==== Supplied entries ====

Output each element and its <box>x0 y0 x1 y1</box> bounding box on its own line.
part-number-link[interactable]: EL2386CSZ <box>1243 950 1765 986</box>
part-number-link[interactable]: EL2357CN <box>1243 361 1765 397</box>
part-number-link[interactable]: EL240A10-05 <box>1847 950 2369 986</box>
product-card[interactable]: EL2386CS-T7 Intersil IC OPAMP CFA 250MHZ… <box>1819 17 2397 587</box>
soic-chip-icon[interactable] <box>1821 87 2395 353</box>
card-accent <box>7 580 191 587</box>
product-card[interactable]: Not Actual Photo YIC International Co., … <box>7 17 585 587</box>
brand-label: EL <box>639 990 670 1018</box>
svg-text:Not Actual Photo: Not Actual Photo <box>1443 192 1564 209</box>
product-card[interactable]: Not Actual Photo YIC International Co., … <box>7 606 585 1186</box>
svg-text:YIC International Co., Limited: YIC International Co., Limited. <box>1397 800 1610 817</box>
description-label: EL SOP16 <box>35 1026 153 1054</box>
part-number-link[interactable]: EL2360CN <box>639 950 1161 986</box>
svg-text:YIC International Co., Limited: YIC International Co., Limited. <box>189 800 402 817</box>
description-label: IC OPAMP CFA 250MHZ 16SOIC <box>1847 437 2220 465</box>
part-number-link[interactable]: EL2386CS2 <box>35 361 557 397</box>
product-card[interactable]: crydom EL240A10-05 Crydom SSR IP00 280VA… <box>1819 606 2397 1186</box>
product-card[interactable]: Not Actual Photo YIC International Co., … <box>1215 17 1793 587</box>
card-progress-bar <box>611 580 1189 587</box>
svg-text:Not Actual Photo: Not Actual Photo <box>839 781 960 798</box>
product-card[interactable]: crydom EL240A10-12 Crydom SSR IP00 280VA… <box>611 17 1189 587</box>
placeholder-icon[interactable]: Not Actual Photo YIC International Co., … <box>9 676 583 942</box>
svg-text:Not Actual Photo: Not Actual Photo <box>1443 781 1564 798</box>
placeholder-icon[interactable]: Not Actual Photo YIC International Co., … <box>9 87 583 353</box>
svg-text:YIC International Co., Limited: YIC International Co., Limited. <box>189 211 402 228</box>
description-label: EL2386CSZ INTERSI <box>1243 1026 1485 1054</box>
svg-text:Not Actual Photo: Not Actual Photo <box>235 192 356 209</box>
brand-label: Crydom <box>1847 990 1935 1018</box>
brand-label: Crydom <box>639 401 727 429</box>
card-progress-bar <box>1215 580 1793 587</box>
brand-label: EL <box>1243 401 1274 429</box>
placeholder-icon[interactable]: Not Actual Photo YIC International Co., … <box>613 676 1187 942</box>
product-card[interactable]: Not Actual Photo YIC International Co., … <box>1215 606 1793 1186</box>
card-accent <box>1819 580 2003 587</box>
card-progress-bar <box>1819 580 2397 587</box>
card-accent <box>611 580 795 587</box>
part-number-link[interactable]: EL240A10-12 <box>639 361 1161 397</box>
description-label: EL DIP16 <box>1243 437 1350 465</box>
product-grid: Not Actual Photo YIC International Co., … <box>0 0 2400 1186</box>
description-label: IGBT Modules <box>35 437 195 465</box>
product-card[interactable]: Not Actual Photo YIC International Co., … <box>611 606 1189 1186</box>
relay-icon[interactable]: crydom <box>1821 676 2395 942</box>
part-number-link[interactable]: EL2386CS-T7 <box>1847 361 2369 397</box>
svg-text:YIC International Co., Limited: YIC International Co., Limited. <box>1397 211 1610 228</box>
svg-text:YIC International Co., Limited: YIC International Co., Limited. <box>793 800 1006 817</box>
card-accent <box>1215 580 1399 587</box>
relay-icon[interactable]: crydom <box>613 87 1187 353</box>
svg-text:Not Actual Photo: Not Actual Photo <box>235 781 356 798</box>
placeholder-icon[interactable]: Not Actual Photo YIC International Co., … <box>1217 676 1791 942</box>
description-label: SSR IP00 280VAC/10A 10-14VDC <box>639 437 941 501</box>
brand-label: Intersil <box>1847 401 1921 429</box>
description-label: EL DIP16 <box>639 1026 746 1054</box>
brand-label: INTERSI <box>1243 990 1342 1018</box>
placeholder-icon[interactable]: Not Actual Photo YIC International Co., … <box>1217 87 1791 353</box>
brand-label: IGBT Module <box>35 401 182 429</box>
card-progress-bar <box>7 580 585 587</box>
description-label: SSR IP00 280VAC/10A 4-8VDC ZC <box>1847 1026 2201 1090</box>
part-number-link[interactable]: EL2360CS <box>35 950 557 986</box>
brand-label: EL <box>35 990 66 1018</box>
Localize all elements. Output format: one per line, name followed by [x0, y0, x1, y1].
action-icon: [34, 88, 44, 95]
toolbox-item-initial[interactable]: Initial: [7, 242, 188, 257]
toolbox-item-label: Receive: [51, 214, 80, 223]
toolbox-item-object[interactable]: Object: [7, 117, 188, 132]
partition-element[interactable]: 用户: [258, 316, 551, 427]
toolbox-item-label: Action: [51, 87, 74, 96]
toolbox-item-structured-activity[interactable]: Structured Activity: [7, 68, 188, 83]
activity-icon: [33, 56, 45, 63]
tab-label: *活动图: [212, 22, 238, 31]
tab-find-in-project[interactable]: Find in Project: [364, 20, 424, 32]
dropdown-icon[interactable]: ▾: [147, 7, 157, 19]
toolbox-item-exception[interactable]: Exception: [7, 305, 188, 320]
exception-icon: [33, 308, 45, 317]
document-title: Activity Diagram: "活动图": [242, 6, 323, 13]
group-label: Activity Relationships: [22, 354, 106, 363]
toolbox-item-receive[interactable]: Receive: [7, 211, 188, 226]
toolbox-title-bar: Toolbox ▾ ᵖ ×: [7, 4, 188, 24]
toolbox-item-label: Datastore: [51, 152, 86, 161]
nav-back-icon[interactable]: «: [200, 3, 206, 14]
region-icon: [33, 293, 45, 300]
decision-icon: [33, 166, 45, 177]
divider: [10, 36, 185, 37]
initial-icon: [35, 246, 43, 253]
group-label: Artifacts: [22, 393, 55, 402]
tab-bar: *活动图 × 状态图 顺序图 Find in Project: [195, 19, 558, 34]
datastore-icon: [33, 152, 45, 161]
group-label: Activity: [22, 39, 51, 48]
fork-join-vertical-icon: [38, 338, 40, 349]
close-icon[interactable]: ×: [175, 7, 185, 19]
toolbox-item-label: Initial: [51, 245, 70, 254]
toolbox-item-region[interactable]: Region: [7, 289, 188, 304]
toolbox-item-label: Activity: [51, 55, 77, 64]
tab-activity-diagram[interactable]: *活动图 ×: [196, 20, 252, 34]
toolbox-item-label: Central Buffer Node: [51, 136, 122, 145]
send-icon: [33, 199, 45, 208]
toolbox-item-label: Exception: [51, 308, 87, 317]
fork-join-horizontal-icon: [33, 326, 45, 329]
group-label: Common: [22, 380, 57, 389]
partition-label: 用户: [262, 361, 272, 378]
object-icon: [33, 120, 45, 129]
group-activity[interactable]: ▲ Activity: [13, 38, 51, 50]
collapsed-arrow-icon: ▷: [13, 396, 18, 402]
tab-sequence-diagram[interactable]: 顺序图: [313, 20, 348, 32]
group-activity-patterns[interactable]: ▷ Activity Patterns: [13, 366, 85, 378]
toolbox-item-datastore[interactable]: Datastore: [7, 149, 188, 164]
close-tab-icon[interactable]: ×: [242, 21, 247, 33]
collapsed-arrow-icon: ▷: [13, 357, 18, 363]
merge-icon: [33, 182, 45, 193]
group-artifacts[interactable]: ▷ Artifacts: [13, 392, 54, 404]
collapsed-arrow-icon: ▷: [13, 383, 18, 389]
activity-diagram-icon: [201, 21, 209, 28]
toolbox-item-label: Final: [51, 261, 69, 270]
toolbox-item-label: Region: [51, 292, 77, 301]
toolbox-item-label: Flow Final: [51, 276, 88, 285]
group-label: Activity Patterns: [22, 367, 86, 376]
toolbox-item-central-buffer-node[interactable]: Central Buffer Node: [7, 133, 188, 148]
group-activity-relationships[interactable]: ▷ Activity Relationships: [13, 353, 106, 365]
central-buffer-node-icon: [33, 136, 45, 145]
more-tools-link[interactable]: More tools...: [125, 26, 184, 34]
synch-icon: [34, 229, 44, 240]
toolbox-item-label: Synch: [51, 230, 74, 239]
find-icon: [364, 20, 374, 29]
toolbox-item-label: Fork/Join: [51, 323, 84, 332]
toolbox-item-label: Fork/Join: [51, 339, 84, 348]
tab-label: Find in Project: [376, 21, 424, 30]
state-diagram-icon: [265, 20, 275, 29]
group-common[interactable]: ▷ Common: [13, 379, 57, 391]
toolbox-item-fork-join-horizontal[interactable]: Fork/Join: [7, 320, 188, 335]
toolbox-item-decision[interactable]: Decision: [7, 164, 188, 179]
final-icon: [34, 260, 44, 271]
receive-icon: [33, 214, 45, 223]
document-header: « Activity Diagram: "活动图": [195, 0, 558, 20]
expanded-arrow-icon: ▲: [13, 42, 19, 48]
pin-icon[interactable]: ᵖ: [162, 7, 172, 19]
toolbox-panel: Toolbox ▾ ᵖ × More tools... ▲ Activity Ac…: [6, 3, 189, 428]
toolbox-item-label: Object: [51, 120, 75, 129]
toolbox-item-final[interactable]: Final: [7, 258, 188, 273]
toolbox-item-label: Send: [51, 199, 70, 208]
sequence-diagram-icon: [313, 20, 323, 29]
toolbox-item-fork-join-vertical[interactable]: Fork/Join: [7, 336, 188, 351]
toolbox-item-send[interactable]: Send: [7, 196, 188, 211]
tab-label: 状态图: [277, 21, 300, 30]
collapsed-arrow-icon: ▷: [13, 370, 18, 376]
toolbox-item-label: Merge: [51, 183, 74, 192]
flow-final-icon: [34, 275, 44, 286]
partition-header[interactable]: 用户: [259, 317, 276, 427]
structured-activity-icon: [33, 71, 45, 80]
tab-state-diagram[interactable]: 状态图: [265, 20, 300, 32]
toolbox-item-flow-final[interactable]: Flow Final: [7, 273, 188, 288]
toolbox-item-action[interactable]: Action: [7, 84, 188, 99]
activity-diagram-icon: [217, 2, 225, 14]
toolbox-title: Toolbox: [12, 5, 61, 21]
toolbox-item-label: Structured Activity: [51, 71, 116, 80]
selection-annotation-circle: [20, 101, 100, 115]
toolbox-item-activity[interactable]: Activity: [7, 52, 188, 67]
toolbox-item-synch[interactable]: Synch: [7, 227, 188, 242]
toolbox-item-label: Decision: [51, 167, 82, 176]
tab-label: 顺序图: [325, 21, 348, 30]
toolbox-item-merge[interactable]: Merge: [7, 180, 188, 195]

====

#### What to do:
Please change "product-card" to "item-card" throughout everything from the start of the entries down to the line containing "brand-label: EL <box>639 990 670 1018</box>", and return only those lines with nothing else altered.

#### Answer to this exercise:
Output each element and its <box>x0 y0 x1 y1</box> bounding box on its own line.
part-number-link[interactable]: EL2386CSZ <box>1243 950 1765 986</box>
part-number-link[interactable]: EL2357CN <box>1243 361 1765 397</box>
part-number-link[interactable]: EL240A10-05 <box>1847 950 2369 986</box>
item-card[interactable]: EL2386CS-T7 Intersil IC OPAMP CFA 250MHZ… <box>1819 17 2397 587</box>
soic-chip-icon[interactable] <box>1821 87 2395 353</box>
card-accent <box>7 580 191 587</box>
item-card[interactable]: Not Actual Photo YIC International Co., … <box>7 17 585 587</box>
brand-label: EL <box>639 990 670 1018</box>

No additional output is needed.